Source
-*-

At the lowest level, closest to the CPU we have the registers. Just above that and often in the CPU itself, is cache memory. Information that was just used or is expected to be used in the near future is stored here. The next level is the main memory. After that is secondary storage like a disk. Finally, we have tertiary storage like tape drives. The main difference between the levels of memory is speed. Registers and cache are the fastest and are physically closest to the CPU. Main memory is nearby, but has to go through the system bus. The others are further away and slower.

The system bus, which connects the pieces here is essentially a collection of wires. When data is supposed to be transferred from the CPU to memory, all the data bits (including parity) are put out on the bus along with a signal to cause the appropriate memory cell to be updated. It also tells the bus which memory cell by providing the address. This works the other way during a read.

-*-

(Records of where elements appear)
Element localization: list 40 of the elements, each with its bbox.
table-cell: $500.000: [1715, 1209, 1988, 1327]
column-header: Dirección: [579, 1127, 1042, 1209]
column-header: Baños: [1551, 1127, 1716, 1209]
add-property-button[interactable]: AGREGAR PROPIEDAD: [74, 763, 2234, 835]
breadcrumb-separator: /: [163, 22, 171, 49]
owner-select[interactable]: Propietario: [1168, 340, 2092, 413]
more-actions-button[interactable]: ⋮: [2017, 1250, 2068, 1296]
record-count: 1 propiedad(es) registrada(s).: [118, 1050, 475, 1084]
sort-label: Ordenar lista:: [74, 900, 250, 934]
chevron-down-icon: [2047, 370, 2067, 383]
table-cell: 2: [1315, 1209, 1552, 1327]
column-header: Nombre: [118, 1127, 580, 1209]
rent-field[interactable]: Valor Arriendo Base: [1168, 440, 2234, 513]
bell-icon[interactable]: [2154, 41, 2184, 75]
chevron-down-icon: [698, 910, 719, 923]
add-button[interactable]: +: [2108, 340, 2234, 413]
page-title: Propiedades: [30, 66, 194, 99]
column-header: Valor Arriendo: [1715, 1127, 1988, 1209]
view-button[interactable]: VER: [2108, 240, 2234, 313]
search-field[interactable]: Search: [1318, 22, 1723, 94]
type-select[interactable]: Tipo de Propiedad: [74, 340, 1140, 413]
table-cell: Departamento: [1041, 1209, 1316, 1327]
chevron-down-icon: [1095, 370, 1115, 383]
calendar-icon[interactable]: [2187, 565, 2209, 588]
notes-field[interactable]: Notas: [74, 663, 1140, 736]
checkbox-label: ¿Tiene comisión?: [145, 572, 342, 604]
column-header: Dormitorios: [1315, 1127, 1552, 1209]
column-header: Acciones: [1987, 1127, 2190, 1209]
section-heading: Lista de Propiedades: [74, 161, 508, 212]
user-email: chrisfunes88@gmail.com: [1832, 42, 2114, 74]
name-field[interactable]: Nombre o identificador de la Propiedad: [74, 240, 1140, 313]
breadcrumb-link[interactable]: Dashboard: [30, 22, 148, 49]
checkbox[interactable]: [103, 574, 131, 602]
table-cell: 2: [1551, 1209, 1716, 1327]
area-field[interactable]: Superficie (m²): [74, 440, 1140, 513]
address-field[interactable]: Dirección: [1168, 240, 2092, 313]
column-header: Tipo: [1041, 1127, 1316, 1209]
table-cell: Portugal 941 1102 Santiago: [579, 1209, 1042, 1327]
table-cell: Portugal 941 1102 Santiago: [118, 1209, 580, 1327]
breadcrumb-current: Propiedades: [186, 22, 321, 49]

-*-

Task list
1. In the text on memory levels above, do these statements agree with it? (a) Main memory has to go through the system bus. (b) Tape drives are an example of secondary storage. (c) The system bus is essentially a collection of wires. Answer yes or no for each and quote the words of the text that decide it.
2. Copy word for word the passage of the text on memory levels above between "At the lowest" and "away and slower.", inclusive.

Answers for the exercise
1.
(a) Yes: "Main memory is nearby, but has to go through the system bus."
(b) No: "Finally, we have tertiary storage like tape drives."
(c) Yes: "The system bus, which connects the pieces here is essentially a collection of wires."

2.
At the lowest level, closest to the CPU we have the registers. Just above that and often in the CPU itself, is cache memory. Information that was just used or is expected to be used in the near future is stored here. The next level is the main memory. After that is secondary storage like a disk. Finally, we have tertiary storage like tape drives. The main difference between the levels of memory is speed. Registers and cache are the fastest and are physically closest to the CPU. Main memory is nearby, but has to go through the system bus. The others are further away and slower.